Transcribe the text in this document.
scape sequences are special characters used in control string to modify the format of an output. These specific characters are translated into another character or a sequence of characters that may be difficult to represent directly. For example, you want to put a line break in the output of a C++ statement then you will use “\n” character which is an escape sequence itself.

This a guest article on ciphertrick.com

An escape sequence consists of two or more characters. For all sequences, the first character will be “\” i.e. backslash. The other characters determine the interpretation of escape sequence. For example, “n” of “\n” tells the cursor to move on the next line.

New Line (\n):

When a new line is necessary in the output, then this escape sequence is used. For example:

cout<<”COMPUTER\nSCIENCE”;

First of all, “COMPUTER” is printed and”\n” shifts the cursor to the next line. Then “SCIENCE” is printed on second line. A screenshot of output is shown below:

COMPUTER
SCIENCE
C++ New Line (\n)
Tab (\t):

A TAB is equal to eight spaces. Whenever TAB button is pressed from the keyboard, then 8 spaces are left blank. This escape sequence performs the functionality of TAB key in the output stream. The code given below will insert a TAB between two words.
◆ ◆ ◆
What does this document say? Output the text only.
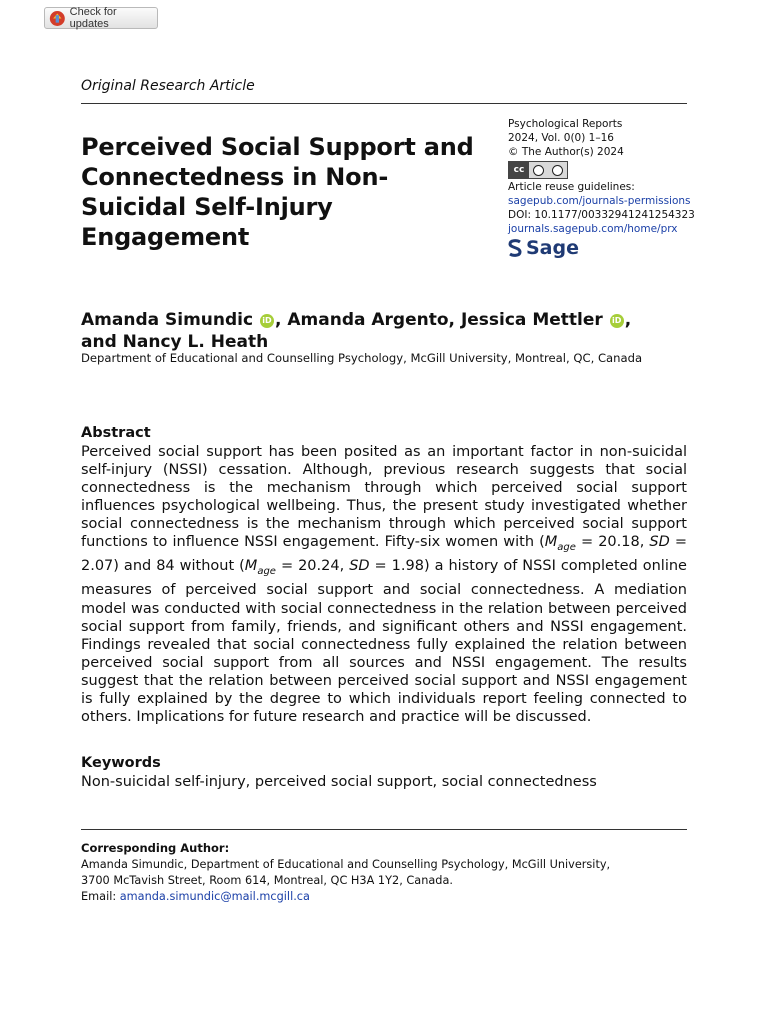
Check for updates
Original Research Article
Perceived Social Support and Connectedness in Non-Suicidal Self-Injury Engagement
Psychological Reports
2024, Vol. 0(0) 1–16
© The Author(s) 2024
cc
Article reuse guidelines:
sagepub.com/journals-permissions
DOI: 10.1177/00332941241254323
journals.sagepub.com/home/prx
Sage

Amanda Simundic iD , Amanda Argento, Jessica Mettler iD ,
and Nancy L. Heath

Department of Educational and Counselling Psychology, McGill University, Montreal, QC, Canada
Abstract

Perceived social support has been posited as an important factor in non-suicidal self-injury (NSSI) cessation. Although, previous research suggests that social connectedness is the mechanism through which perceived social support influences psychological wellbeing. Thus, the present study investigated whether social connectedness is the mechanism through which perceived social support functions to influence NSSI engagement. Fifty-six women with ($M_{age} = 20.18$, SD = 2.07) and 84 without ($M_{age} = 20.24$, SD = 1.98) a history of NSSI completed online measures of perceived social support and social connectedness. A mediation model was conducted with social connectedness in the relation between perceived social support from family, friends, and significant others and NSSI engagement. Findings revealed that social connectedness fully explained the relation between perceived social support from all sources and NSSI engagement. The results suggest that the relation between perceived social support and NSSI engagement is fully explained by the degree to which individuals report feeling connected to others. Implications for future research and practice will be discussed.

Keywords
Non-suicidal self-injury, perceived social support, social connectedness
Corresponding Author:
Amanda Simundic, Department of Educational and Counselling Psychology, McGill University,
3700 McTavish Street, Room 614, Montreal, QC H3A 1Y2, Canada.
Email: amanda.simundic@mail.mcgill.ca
◆ ◆ ◆
** To do **
List all lines where "sagepub" occurs.

** Written solution **
sagepub.com/journals-permissions
journals.sagepub.com/home/prx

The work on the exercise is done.